TASK PROMPT: Will you output all of the data below exactly, omitting the images?

TASK INPUT:

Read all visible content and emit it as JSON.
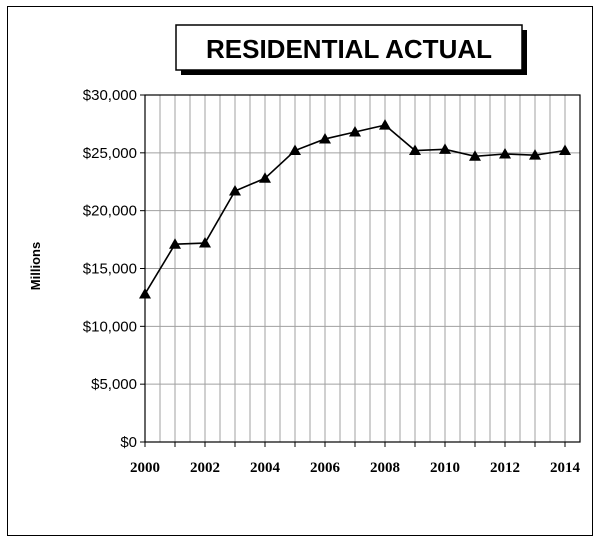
{
  "chart_data": {
    "type": "line",
    "title": "RESIDENTIAL ACTUAL",
    "xlabel": "",
    "ylabel": "Millions",
    "x": [
      2000,
      2001,
      2002,
      2003,
      2004,
      2005,
      2006,
      2007,
      2008,
      2009,
      2010,
      2011,
      2012,
      2013,
      2014
    ],
    "series": [
      {
        "values": [
          12800,
          17100,
          17200,
          21700,
          22800,
          25200,
          26200,
          26800,
          27400,
          25200,
          25300,
          24700,
          24900,
          24800,
          25200
        ],
        "marker": "triangle",
        "color": "#000000"
      }
    ],
    "x_tick_labels": [
      "2000",
      "2002",
      "2004",
      "2006",
      "2008",
      "2010",
      "2012",
      "2014"
    ],
    "y_tick_labels": [
      "$0",
      "$5,000",
      "$10,000",
      "$15,000",
      "$20,000",
      "$25,000",
      "$30,000"
    ],
    "y_ticks": [
      0,
      5000,
      10000,
      15000,
      20000,
      25000,
      30000
    ],
    "ylim": [
      0,
      30000
    ],
    "xlim": [
      2000,
      2014.5
    ],
    "grid": true,
    "plot_background": "#ffffff",
    "grid_color": "#a0a0a0"
  }
}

FINAL RESULT:
Read all visible content and emit it as JSON.
{
  "chart_data": {
    "type": "line",
    "title": "RESIDENTIAL ACTUAL",
    "xlabel": "",
    "ylabel": "Millions",
    "x": [
      2000,
      2001,
      2002,
      2003,
      2004,
      2005,
      2006,
      2007,
      2008,
      2009,
      2010,
      2011,
      2012,
      2013,
      2014
    ],
    "series": [
      {
        "values": [
          12800,
          17100,
          17200,
          21700,
          22800,
          25200,
          26200,
          26800,
          27400,
          25200,
          25300,
          24700,
          24900,
          24800,
          25200
        ],
        "marker": "triangle",
        "color": "#000000"
      }
    ],
    "x_tick_labels": [
      "2000",
      "2002",
      "2004",
      "2006",
      "2008",
      "2010",
      "2012",
      "2014"
    ],
    "y_tick_labels": [
      "$0",
      "$5,000",
      "$10,000",
      "$15,000",
      "$20,000",
      "$25,000",
      "$30,000"
    ],
    "y_ticks": [
      0,
      5000,
      10000,
      15000,
      20000,
      25000,
      30000
    ],
    "ylim": [
      0,
      30000
    ],
    "xlim": [
      2000,
      2014.5
    ],
    "grid": true,
    "plot_background": "#ffffff",
    "grid_color": "#a0a0a0"
  }
}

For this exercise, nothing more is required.